GOAL
Your task is to print every entry below exactly as given.

Dataset entries:
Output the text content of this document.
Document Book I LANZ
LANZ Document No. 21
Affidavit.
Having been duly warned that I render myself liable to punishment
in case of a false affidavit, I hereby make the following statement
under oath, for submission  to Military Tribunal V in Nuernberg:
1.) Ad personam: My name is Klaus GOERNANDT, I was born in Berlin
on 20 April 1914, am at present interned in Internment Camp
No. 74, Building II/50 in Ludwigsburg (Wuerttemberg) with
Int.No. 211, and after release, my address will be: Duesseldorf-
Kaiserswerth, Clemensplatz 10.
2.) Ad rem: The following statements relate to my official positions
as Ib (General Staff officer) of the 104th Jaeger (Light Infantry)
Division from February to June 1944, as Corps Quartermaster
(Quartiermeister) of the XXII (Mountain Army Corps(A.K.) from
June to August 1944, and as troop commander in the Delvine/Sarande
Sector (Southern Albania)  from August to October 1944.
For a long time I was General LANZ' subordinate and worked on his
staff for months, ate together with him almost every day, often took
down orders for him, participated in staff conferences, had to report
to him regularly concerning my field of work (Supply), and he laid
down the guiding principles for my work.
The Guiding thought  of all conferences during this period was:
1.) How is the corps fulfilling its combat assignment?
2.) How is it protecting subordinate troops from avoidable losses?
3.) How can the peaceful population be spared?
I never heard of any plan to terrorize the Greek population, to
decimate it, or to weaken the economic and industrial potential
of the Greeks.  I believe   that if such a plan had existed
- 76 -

TASK OUTPUT
Output the text content of this document.
Document Book I LANZ
LANZ Document No. 21
Affidavit.
Having been duly warned that I render myself liable to punishment
in case of a false affidavit, I hereby make the following statement
under oath, for submission  to Military Tribunal V in Nuernberg:
1.) Ad personam: My name is Klaus GOERNANDT, I was born in Berlin
on 20 April 1914, am at present interned in Internment Camp
No. 74, Building II/50 in Ludwigsburg (Wuerttemberg) with
Int.No. 211, and after release, my address will be: Duesseldorf-
Kaiserswerth, Clemensplatz 10.
2.) Ad rem: The following statements relate to my official positions
as Ib (General Staff officer) of the 104th Jaeger (Light Infantry)
Division from February to June 1944, as Corps Quartermaster
(Quartiermeister) of the XXII (Mountain Army Corps(A.K.) from
June to August 1944, and as troop commander in the Delvine/Sarande
Sector (Southern Albania)  from August to October 1944.
For a long time I was General LANZ' subordinate and worked on his
staff for months, ate together with him almost every day, often took
down orders for him, participated in staff conferences, had to report
to him regularly concerning my field of work (Supply), and he laid
down the guiding principles for my work.
The Guiding thought  of all conferences during this period was:
1.) How is the corps fulfilling its combat assignment?
2.) How is it protecting subordinate troops from avoidable losses?
3.) How can the peaceful population be spared?
I never heard of any plan to terrorize the Greek population, to
decimate it, or to weaken the economic and industrial potential
of the Greeks.  I believe   that if such a plan had existed
- 76 -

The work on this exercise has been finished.